> Information supplied
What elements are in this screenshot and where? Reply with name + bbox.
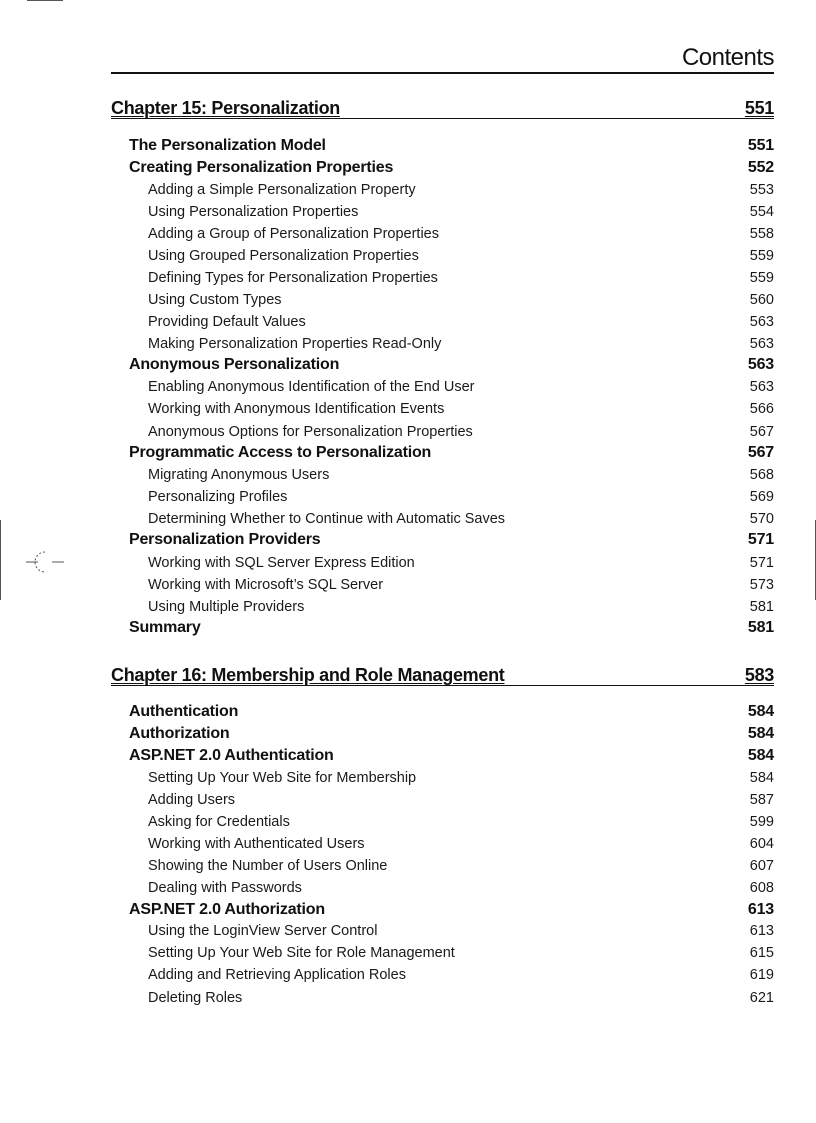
section-title: ASP.NET 2.0 Authorization bbox=[129, 901, 325, 918]
toc-subsection[interactable] bbox=[148, 576, 774, 594]
subsection-page: 567 bbox=[749, 424, 774, 440]
subsection-title: Adding Users bbox=[148, 792, 236, 808]
subsection-title: Dealing with Passwords bbox=[148, 880, 302, 896]
subsection-title: Making Personalization Properties Read-Only bbox=[148, 336, 442, 352]
toc-subsection[interactable] bbox=[148, 313, 774, 331]
section-page: 567 bbox=[747, 444, 774, 461]
toc-subsection[interactable] bbox=[148, 879, 774, 897]
section-title: The Personalization Model bbox=[129, 137, 326, 154]
toc-subsection[interactable] bbox=[148, 966, 774, 984]
toc-subsection[interactable] bbox=[148, 225, 774, 243]
toc-subsection[interactable] bbox=[148, 944, 774, 962]
subsection-page: 558 bbox=[749, 226, 774, 242]
registration-mark-icon bbox=[26, 549, 64, 575]
subsection-page: 560 bbox=[749, 292, 774, 308]
subsection-page: 619 bbox=[749, 967, 774, 983]
subsection-page: 553 bbox=[749, 182, 774, 198]
subsection-title: Working with Authenticated Users bbox=[148, 836, 365, 852]
toc-subsection[interactable] bbox=[148, 203, 774, 221]
subsection-page: 563 bbox=[749, 379, 774, 395]
toc-subsection[interactable] bbox=[148, 922, 774, 940]
subsection-title: Determining Whether to Continue with Automatic Saves bbox=[148, 511, 506, 527]
toc-section[interactable] bbox=[129, 443, 774, 463]
section-title: ASP.NET 2.0 Authentication bbox=[129, 747, 334, 764]
subsection-title: Anonymous Options for Personalization Properties bbox=[148, 424, 473, 440]
subsection-title: Setting Up Your Web Site for Role Management bbox=[148, 945, 455, 961]
toc-subsection[interactable] bbox=[148, 335, 774, 353]
subsection-page: 599 bbox=[749, 814, 774, 830]
crop-mark-left-edge bbox=[0, 520, 1, 600]
subsection-page: 570 bbox=[749, 511, 774, 527]
toc-subsection[interactable] bbox=[148, 510, 774, 528]
section-title: Authorization bbox=[129, 725, 230, 742]
subsection-page: 615 bbox=[749, 945, 774, 961]
subsection-title: Working with Anonymous Identification Events bbox=[148, 401, 445, 417]
toc-section[interactable] bbox=[129, 618, 774, 638]
subsection-page: 571 bbox=[749, 555, 774, 571]
toc-subsection[interactable] bbox=[148, 554, 774, 572]
subsection-title: Using Multiple Providers bbox=[148, 599, 305, 615]
section-page: 584 bbox=[747, 725, 774, 742]
section-title: Summary bbox=[129, 619, 201, 636]
subsection-title: Setting Up Your Web Site for Membership bbox=[148, 770, 417, 786]
subsection-title: Defining Types for Personalization Properties bbox=[148, 270, 438, 286]
section-page: 571 bbox=[747, 531, 774, 548]
subsection-title: Working with Microsoft’s SQL Server bbox=[148, 577, 384, 593]
subsection-page: 563 bbox=[749, 336, 774, 352]
subsection-page: 566 bbox=[749, 401, 774, 417]
chapter-page: 551 bbox=[744, 98, 774, 118]
toc-subsection[interactable] bbox=[148, 400, 774, 418]
section-title: Personalization Providers bbox=[129, 531, 321, 548]
subsection-title: Migrating Anonymous Users bbox=[148, 467, 330, 483]
subsection-title: Providing Default Values bbox=[148, 314, 306, 330]
toc-subsection[interactable] bbox=[148, 598, 774, 616]
subsection-page: 584 bbox=[749, 770, 774, 786]
subsection-page: 608 bbox=[749, 880, 774, 896]
subsection-page: 559 bbox=[749, 270, 774, 286]
section-title: Anonymous Personalization bbox=[129, 356, 340, 373]
subsection-page: 573 bbox=[749, 577, 774, 593]
subsection-title: Showing the Number of Users Online bbox=[148, 858, 388, 874]
section-page: 551 bbox=[747, 137, 774, 154]
subsection-page: 604 bbox=[749, 836, 774, 852]
toc-subsection[interactable] bbox=[148, 423, 774, 441]
toc-subsection[interactable] bbox=[148, 989, 774, 1007]
toc-subsection[interactable] bbox=[148, 466, 774, 484]
section-title: Authentication bbox=[129, 703, 239, 720]
subsection-title: Using Personalization Properties bbox=[148, 204, 359, 220]
subsection-title: Using the LoginView Server Control bbox=[148, 923, 378, 939]
toc-subsection[interactable] bbox=[148, 291, 774, 309]
chapter-title: Chapter 16: Membership and Role Management bbox=[111, 665, 505, 685]
subsection-title: Personalizing Profiles bbox=[148, 489, 288, 505]
toc-subsection[interactable] bbox=[148, 835, 774, 853]
crop-mark-top-left bbox=[27, 0, 63, 1]
subsection-title: Adding a Simple Personalization Property bbox=[148, 182, 416, 198]
subsection-title: Adding and Retrieving Application Roles bbox=[148, 967, 406, 983]
subsection-page: 569 bbox=[749, 489, 774, 505]
subsection-title: Enabling Anonymous Identification of the End User bbox=[148, 379, 475, 395]
section-page: 581 bbox=[747, 619, 774, 636]
toc-section[interactable] bbox=[129, 746, 774, 766]
toc-subsection[interactable] bbox=[148, 813, 774, 831]
subsection-page: 563 bbox=[749, 314, 774, 330]
toc-subsection[interactable] bbox=[148, 488, 774, 506]
header-rule bbox=[111, 72, 774, 74]
section-title: Creating Personalization Properties bbox=[129, 159, 394, 176]
subsection-page: 613 bbox=[749, 923, 774, 939]
toc-subsection[interactable] bbox=[148, 857, 774, 875]
subsection-title: Adding a Group of Personalization Properties bbox=[148, 226, 439, 242]
section-title: Programmatic Access to Personalization bbox=[129, 444, 432, 461]
subsection-title: Using Custom Types bbox=[148, 292, 282, 308]
toc-section[interactable] bbox=[129, 530, 774, 550]
toc-chapter[interactable] bbox=[111, 665, 774, 686]
toc-section[interactable] bbox=[129, 724, 774, 744]
section-page: 552 bbox=[747, 159, 774, 176]
subsection-title: Working with SQL Server Express Edition bbox=[148, 555, 415, 571]
toc-section[interactable] bbox=[129, 900, 774, 920]
toc-subsection[interactable] bbox=[148, 378, 774, 396]
chapter-page: 583 bbox=[744, 665, 774, 685]
subsection-title: Using Grouped Personalization Properties bbox=[148, 248, 419, 264]
section-page: 584 bbox=[747, 703, 774, 720]
subsection-page: 568 bbox=[749, 467, 774, 483]
subsection-page: 559 bbox=[749, 248, 774, 264]
section-page: 613 bbox=[747, 901, 774, 918]
toc-subsection[interactable] bbox=[148, 269, 774, 287]
toc-chapter[interactable] bbox=[111, 98, 774, 119]
subsection-page: 621 bbox=[749, 990, 774, 1006]
section-page: 563 bbox=[747, 356, 774, 373]
subsection-page: 581 bbox=[749, 599, 774, 615]
toc-section[interactable] bbox=[129, 702, 774, 722]
toc-subsection[interactable] bbox=[148, 791, 774, 809]
toc-section[interactable] bbox=[129, 158, 774, 178]
chapter-title: Chapter 15: Personalization bbox=[111, 98, 340, 118]
section-page: 584 bbox=[747, 747, 774, 764]
toc-subsection[interactable] bbox=[148, 181, 774, 199]
toc-subsection[interactable] bbox=[148, 769, 774, 787]
subsection-page: 587 bbox=[749, 792, 774, 808]
subsection-page: 554 bbox=[749, 204, 774, 220]
subsection-title: Asking for Credentials bbox=[148, 814, 290, 830]
toc-section[interactable] bbox=[129, 355, 774, 375]
page-header-title: Contents bbox=[681, 44, 774, 71]
subsection-page: 607 bbox=[749, 858, 774, 874]
subsection-title: Deleting Roles bbox=[148, 990, 243, 1006]
toc-section[interactable] bbox=[129, 136, 774, 156]
toc-subsection[interactable] bbox=[148, 247, 774, 265]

> Task statement
Can you reproduce, word for word, everything in the listing from the line containing "section-title: ASP.NET 2.0 Authorization" down to the line containing "toc-subsection[interactable] bbox=[148, 879, 774, 897]", with both of those lines included?

> Solution to this problem
section-title: ASP.NET 2.0 Authorization bbox=[129, 901, 325, 918]
toc-subsection[interactable] bbox=[148, 576, 774, 594]
subsection-page: 567 bbox=[749, 424, 774, 440]
subsection-title: Adding Users bbox=[148, 792, 236, 808]
subsection-title: Dealing with Passwords bbox=[148, 880, 302, 896]
subsection-title: Making Personalization Properties Read-Only bbox=[148, 336, 442, 352]
toc-subsection[interactable] bbox=[148, 313, 774, 331]
section-page: 567 bbox=[747, 444, 774, 461]
toc-subsection[interactable] bbox=[148, 879, 774, 897]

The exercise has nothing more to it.